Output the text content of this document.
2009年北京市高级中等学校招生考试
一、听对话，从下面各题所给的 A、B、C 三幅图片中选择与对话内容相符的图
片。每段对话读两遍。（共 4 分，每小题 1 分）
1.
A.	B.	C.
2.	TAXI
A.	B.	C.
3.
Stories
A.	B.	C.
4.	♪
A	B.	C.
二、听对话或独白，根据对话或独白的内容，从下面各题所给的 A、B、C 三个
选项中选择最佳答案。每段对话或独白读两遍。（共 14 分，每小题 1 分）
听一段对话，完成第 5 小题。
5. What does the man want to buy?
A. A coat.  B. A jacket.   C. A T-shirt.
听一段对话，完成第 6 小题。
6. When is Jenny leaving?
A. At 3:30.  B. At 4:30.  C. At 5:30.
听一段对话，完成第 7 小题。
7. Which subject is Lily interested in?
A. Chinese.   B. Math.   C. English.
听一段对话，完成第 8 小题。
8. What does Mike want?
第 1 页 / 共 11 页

---

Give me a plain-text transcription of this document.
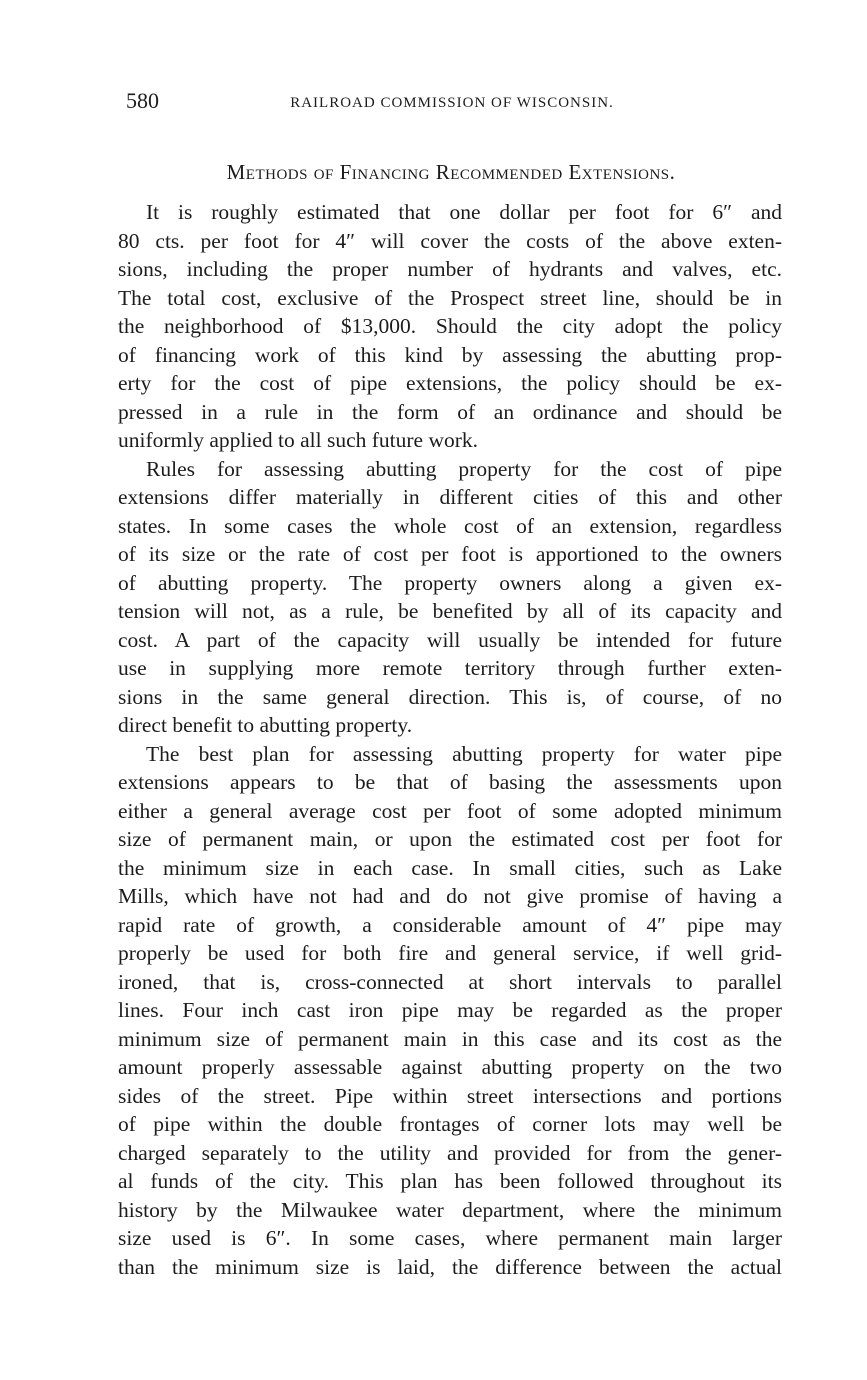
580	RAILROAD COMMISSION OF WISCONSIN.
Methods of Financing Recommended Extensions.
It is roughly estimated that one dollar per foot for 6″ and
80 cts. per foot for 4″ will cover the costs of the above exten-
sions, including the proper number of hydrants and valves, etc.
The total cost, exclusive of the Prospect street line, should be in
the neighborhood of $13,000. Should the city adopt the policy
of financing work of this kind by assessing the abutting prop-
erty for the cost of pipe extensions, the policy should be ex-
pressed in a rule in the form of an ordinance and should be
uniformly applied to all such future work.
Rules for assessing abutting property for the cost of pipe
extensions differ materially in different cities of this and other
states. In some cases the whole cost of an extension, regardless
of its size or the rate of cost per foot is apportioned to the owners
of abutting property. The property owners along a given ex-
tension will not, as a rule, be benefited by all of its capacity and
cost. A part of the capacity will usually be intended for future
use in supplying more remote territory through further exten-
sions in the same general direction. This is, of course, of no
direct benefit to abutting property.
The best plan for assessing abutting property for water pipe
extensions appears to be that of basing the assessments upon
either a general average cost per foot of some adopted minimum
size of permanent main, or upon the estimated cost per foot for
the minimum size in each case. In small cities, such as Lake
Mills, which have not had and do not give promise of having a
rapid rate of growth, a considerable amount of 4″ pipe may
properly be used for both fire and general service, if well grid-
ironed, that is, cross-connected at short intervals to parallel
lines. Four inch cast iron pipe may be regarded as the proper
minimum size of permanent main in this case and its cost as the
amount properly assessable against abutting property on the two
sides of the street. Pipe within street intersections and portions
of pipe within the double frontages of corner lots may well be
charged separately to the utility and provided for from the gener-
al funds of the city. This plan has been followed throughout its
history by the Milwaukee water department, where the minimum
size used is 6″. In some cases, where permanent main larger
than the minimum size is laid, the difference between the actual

---

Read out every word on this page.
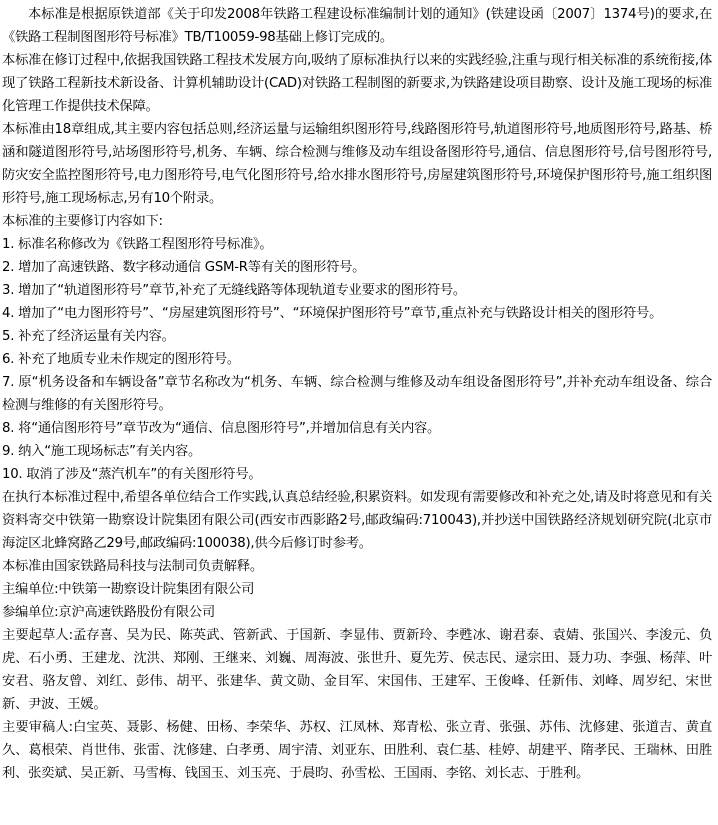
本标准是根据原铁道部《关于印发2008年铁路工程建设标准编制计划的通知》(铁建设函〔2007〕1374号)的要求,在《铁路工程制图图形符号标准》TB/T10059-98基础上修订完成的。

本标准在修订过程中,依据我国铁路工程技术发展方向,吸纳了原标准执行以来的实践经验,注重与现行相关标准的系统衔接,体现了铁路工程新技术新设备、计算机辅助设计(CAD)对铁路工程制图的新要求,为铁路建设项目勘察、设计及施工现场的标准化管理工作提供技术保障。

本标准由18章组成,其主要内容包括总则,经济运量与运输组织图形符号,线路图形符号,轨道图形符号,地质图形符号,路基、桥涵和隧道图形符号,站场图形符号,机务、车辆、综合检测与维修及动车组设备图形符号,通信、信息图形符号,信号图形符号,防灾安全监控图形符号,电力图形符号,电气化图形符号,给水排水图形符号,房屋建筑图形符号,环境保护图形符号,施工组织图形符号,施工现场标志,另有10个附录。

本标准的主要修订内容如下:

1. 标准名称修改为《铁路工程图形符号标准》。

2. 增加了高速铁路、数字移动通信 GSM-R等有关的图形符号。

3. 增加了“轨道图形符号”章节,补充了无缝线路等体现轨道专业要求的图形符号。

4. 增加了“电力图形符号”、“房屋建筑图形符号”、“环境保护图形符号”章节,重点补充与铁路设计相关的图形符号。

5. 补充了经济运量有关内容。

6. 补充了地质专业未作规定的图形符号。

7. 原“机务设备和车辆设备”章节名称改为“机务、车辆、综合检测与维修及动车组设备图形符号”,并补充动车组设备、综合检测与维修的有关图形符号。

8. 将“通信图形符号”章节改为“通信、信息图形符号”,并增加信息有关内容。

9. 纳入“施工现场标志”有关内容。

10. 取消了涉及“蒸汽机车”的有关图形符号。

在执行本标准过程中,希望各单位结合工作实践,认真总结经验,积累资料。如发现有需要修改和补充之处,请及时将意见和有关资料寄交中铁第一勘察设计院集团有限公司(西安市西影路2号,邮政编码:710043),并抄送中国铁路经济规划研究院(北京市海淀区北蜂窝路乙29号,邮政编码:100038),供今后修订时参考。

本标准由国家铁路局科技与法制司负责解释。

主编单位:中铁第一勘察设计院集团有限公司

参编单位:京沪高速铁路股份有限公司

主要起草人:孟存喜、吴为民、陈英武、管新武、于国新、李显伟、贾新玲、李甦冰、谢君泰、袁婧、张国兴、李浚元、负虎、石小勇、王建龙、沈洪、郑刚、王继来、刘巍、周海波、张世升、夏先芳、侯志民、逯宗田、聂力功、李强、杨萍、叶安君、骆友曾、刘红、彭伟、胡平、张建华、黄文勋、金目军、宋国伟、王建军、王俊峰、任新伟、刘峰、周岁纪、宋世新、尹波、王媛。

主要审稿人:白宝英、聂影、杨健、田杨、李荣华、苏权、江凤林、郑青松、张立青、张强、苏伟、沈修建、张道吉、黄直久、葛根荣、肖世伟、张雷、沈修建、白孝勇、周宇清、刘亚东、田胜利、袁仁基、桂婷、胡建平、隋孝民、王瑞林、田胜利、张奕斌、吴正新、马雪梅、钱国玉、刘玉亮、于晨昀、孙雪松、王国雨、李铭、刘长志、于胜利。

---

Search the entries for the word "听一段对话" and pick out every line that holds it.

听一段对话，完成第 5 小题。
听一段对话，完成第 6 小题。
听一段对话，完成第 7 小题。
听一段对话，完成第 8 小题。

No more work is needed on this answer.